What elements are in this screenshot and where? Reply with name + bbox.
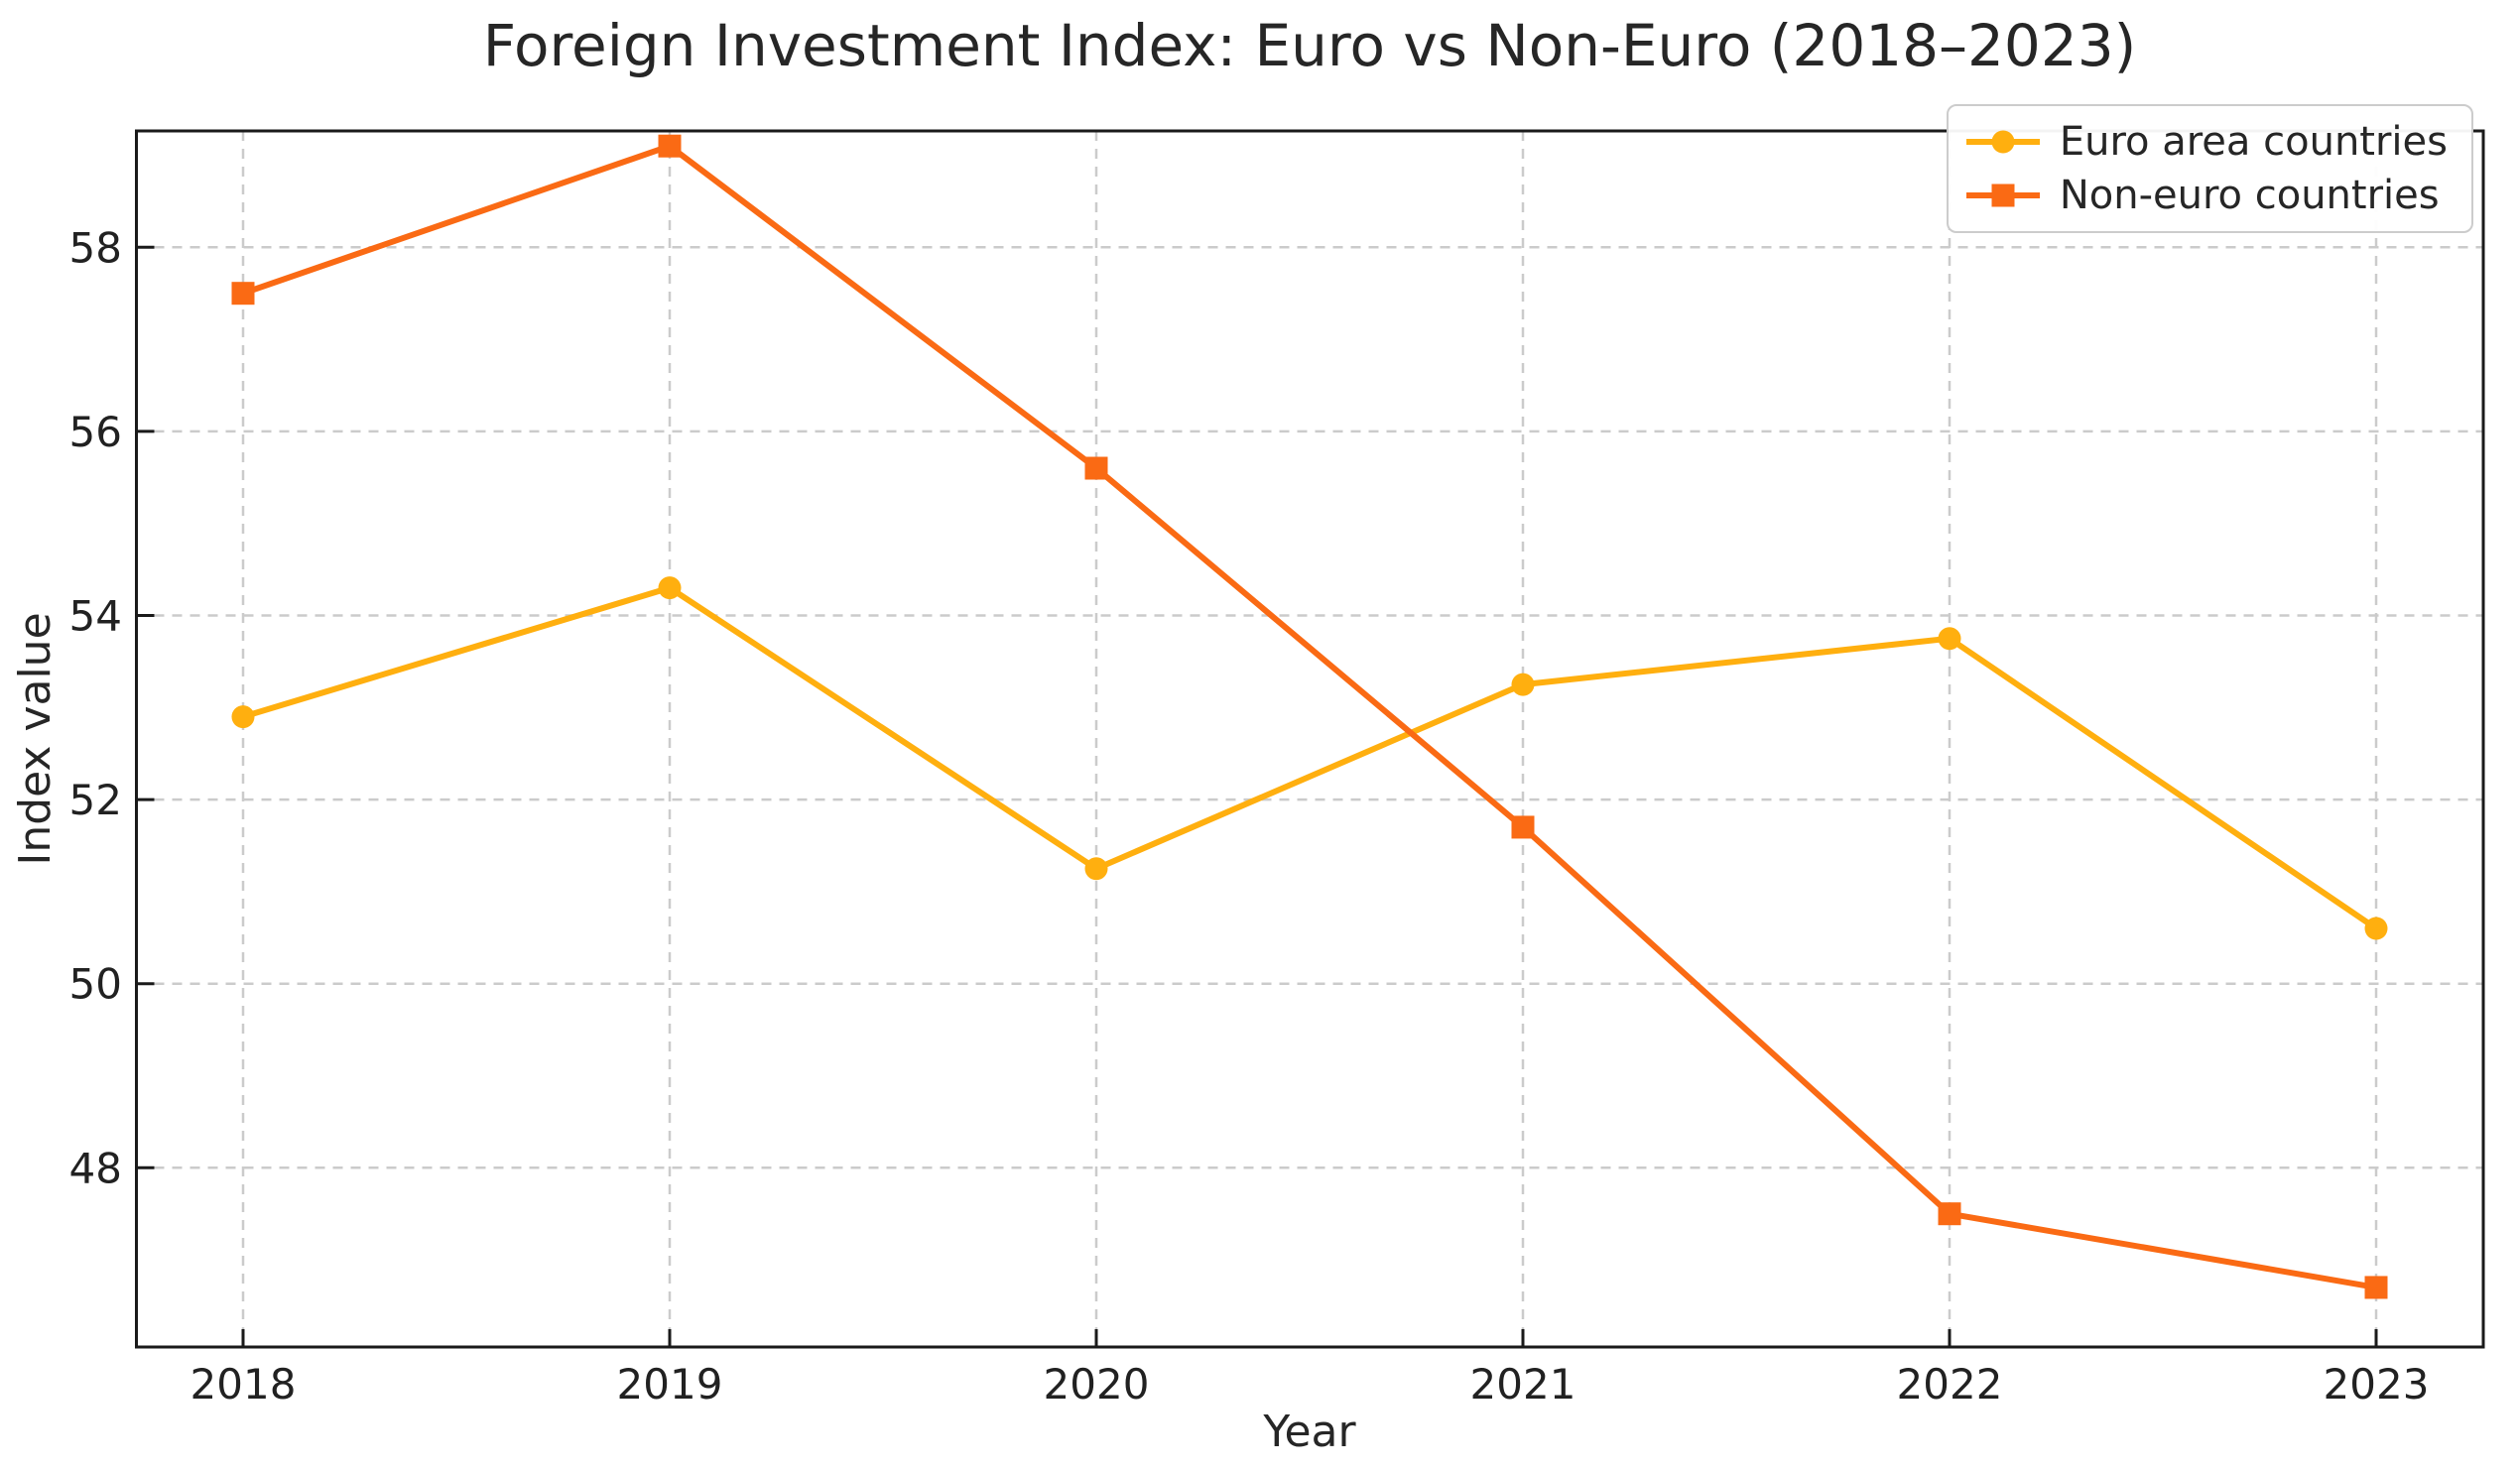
data-point-square	[231, 282, 255, 306]
series-line-non-euro	[240, 143, 2379, 1290]
legend-item-non-euro: Non-euro countries	[1965, 172, 2448, 219]
data-point-circle	[1938, 627, 1961, 651]
data-point-square	[1511, 815, 1535, 839]
data-point-square	[2364, 1276, 2388, 1299]
chart-title: Foreign Investment Index: Euro vs Non-Eu…	[482, 12, 2137, 79]
axes-frame	[135, 129, 2485, 1349]
y-tick-label: 54	[69, 592, 122, 641]
data-point-circle	[2364, 917, 2388, 940]
x-tick-label: 2022	[1897, 1360, 2003, 1409]
data-point-circle	[658, 576, 682, 600]
x-tick-label: 2020	[1044, 1360, 1150, 1409]
legend-swatch-shape	[1991, 184, 2015, 207]
data-point-square	[658, 134, 682, 158]
x-tick-label: 2019	[617, 1360, 723, 1409]
legend: Euro area countries Non-euro countries	[1946, 104, 2473, 233]
legend-item-euro-area: Euro area countries	[1965, 118, 2448, 166]
legend-item-label: Euro area countries	[2059, 119, 2448, 165]
x-tick-label: 2023	[2324, 1360, 2430, 1409]
y-tick-label: 48	[69, 1144, 122, 1192]
x-axis-label: Year	[1263, 1407, 1356, 1457]
y-axis-label: Index value	[10, 612, 61, 866]
y-tick-label: 52	[69, 776, 122, 824]
x-tick-label: 2021	[1470, 1360, 1576, 1409]
legend-swatch-shape	[1991, 130, 2015, 154]
legend-line-circle-marker-icon	[1965, 130, 2040, 154]
y-tick-label: 58	[69, 223, 122, 272]
legend-line-square-marker-icon	[1965, 184, 2040, 207]
data-point-square	[1938, 1202, 1961, 1226]
y-tick-label: 56	[69, 408, 122, 456]
data-point-circle	[1084, 857, 1108, 881]
data-point-circle	[1511, 673, 1535, 696]
data-point-square	[1084, 456, 1108, 480]
series-line-euro-area	[240, 584, 2379, 932]
y-tick-label: 50	[69, 960, 122, 1009]
legend-item-label: Non-euro countries	[2059, 173, 2440, 218]
x-tick-label: 2018	[190, 1360, 297, 1409]
data-point-circle	[231, 705, 255, 729]
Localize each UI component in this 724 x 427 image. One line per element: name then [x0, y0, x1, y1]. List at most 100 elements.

○ ○ ○ ○ ○ ○ ○

What to produce ▸
Put the records from the line that contains "282, 255, 306]" through the line that contains "1407, 1356, 1457]" into a numbered list, leaving out any blank lines.

Response below ▸
1. data-point-square	[231, 282, 255, 306]
2. series-line-non-euro	[240, 143, 2379, 1290]
3. legend-item-non-euro: Non-euro countries	[1965, 172, 2448, 219]
4. data-point-circle	[1938, 627, 1961, 651]
5. data-point-square	[1511, 815, 1535, 839]
6. data-point-square	[2364, 1276, 2388, 1299]
7. chart-title: Foreign Investment Index: Euro vs Non-Eu…	[482, 12, 2137, 79]
8. axes-frame	[135, 129, 2485, 1349]
9. y-tick-label: 54	[69, 592, 122, 641]
10. data-point-circle	[2364, 917, 2388, 940]
11. x-tick-label: 2022	[1897, 1360, 2003, 1409]
12. data-point-circle	[658, 576, 682, 600]
13. x-tick-label: 2020	[1044, 1360, 1150, 1409]
14. legend-swatch-shape	[1991, 184, 2015, 207]
15. data-point-square	[658, 134, 682, 158]
16. x-tick-label: 2019	[617, 1360, 723, 1409]
17. legend: Euro area countries Non-euro countries	[1946, 104, 2473, 233]
18. legend-item-euro-area: Euro area countries	[1965, 118, 2448, 166]
19. legend-item-label: Euro area countries	[2059, 119, 2448, 165]
20. x-tick-label: 2023	[2324, 1360, 2430, 1409]
21. y-tick-label: 48	[69, 1144, 122, 1192]
22. x-axis-label: Year	[1263, 1407, 1356, 1457]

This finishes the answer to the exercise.